Entries shown
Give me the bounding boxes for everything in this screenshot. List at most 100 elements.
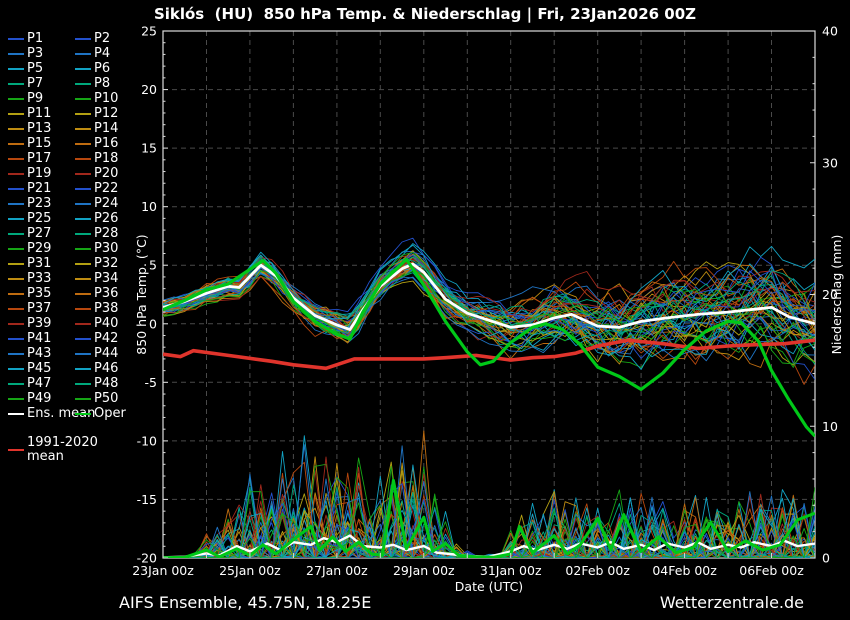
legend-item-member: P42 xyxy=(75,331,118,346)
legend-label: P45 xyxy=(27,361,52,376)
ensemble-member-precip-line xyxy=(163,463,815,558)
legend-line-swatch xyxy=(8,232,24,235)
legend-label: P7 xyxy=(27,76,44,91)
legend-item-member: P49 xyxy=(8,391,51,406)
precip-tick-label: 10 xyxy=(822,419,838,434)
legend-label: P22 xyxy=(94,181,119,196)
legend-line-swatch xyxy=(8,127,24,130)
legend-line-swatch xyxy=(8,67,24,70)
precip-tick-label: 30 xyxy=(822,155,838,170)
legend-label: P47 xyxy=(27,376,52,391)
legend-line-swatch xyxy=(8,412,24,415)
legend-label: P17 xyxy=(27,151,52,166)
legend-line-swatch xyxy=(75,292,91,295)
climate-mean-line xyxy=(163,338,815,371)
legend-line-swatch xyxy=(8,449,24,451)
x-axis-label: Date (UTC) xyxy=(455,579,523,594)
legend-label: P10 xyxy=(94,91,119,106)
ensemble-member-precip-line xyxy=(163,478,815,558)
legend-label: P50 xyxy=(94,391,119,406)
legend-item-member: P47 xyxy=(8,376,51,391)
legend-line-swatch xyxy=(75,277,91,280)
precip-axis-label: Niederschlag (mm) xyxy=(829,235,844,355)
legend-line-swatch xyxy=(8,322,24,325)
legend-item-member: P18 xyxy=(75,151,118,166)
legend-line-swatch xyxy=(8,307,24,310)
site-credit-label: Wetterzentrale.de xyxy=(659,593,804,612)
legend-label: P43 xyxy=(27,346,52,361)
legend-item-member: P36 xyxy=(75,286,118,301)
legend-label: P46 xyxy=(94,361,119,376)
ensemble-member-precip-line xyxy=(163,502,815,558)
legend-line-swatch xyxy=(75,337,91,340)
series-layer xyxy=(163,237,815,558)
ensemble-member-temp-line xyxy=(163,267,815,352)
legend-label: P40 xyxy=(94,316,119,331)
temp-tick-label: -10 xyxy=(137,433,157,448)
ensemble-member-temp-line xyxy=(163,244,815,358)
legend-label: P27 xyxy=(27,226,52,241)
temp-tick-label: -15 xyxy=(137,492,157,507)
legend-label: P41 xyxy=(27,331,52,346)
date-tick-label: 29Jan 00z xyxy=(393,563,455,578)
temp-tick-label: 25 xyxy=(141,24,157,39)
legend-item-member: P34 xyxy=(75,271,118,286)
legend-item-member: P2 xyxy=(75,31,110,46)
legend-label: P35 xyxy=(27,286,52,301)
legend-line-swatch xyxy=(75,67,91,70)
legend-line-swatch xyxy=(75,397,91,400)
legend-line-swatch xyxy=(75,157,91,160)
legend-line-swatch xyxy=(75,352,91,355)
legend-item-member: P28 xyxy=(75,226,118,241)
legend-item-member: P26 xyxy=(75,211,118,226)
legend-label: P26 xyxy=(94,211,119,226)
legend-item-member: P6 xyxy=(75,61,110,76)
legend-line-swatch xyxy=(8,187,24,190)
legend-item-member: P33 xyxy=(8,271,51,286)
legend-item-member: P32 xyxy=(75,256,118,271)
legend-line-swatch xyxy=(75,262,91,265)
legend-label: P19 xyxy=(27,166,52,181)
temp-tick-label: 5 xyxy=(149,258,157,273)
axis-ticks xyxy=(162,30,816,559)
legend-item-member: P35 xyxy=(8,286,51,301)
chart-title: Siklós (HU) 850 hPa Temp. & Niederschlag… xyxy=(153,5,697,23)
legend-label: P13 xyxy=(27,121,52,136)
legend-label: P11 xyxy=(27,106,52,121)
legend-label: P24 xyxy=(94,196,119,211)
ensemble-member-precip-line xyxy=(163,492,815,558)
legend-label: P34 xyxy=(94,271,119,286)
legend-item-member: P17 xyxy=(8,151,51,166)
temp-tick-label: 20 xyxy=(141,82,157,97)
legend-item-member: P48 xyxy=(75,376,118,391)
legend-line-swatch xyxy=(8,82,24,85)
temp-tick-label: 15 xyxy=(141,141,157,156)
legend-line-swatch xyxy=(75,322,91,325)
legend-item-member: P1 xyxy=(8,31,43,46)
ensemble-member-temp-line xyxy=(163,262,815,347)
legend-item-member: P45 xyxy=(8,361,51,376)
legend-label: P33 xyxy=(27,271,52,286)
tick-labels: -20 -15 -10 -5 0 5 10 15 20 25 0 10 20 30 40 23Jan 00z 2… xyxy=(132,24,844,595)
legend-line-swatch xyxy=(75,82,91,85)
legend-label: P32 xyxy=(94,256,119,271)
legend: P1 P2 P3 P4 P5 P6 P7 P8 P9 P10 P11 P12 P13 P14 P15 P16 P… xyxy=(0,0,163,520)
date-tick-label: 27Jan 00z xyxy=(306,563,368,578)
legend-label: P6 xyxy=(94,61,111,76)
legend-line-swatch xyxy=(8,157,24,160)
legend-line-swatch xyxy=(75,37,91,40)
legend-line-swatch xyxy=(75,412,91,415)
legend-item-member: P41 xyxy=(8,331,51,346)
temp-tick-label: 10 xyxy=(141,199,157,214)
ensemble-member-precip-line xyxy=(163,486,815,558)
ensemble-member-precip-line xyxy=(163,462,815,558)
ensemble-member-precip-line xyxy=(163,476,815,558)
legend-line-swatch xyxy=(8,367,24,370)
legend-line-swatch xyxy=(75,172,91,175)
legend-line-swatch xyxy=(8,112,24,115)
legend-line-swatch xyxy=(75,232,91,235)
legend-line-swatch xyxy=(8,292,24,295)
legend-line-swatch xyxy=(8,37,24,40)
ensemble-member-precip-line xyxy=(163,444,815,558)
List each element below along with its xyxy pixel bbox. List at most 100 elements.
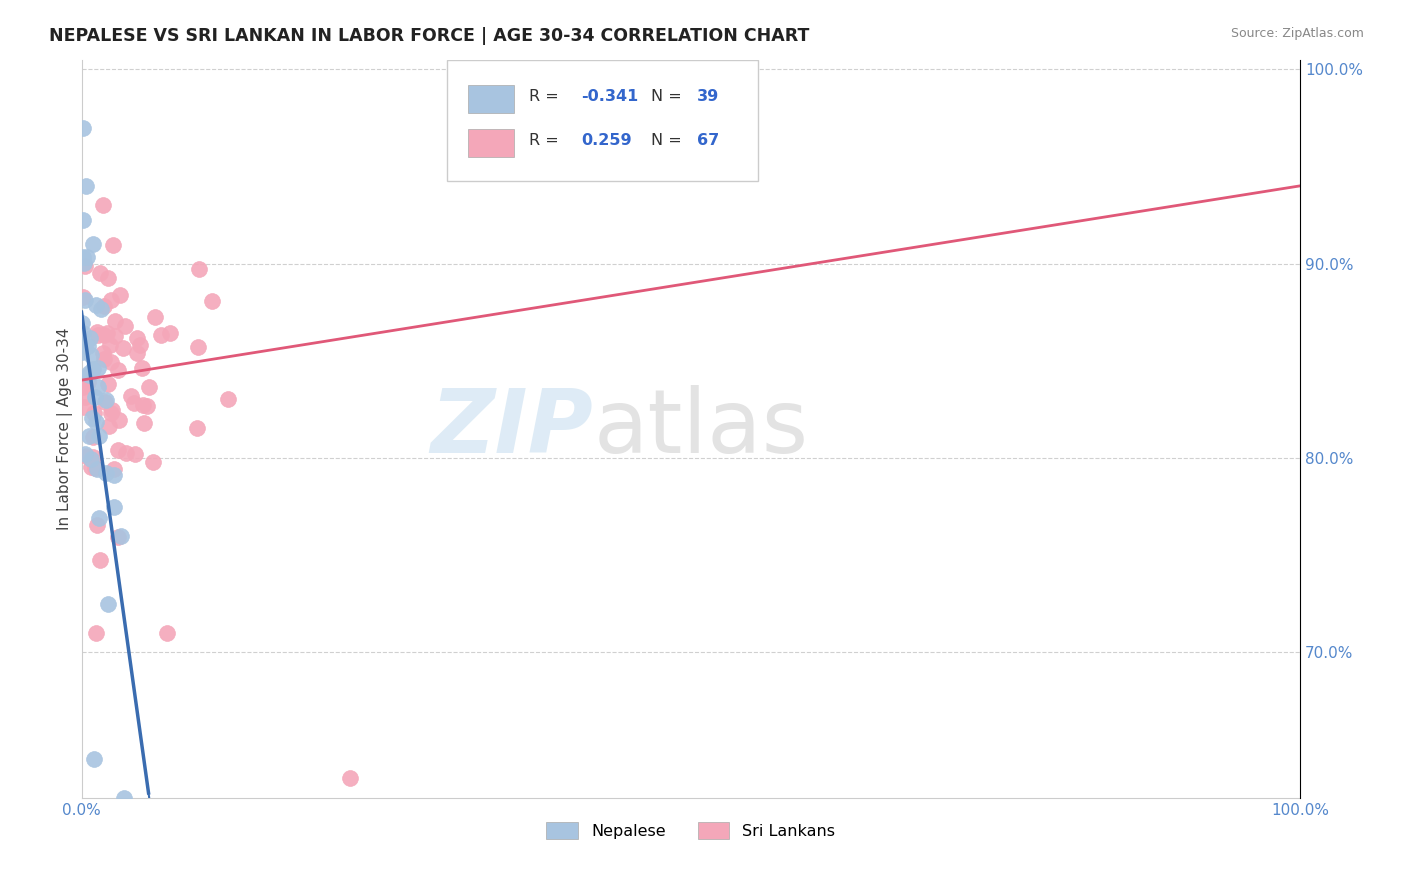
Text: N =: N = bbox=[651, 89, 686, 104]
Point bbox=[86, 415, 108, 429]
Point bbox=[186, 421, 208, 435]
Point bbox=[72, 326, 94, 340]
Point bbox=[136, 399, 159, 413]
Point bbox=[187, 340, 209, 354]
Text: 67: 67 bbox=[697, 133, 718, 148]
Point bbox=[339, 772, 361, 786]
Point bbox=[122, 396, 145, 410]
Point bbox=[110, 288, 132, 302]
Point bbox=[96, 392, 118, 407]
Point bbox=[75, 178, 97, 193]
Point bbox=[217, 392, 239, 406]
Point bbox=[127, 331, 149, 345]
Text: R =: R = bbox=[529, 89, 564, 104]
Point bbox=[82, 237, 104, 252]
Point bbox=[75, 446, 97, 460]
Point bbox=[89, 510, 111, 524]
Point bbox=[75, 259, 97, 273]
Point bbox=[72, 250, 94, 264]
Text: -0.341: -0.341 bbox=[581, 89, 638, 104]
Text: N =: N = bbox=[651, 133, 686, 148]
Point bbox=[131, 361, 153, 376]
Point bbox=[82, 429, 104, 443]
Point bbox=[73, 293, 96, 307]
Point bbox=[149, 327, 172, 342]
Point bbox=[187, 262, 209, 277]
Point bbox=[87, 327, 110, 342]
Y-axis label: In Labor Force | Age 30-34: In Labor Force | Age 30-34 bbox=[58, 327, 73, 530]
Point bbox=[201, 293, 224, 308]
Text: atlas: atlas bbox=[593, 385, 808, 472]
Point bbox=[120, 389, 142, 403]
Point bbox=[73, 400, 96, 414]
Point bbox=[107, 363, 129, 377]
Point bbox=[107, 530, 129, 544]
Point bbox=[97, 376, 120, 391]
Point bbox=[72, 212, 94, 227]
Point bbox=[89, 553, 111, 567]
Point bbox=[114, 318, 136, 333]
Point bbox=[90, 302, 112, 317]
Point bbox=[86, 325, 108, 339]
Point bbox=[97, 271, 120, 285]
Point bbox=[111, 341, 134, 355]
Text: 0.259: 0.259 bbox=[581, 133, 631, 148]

What is being asked
State how many lines of the rows above contain the string "Text", treating case as significant. Give only the number.

Full response
7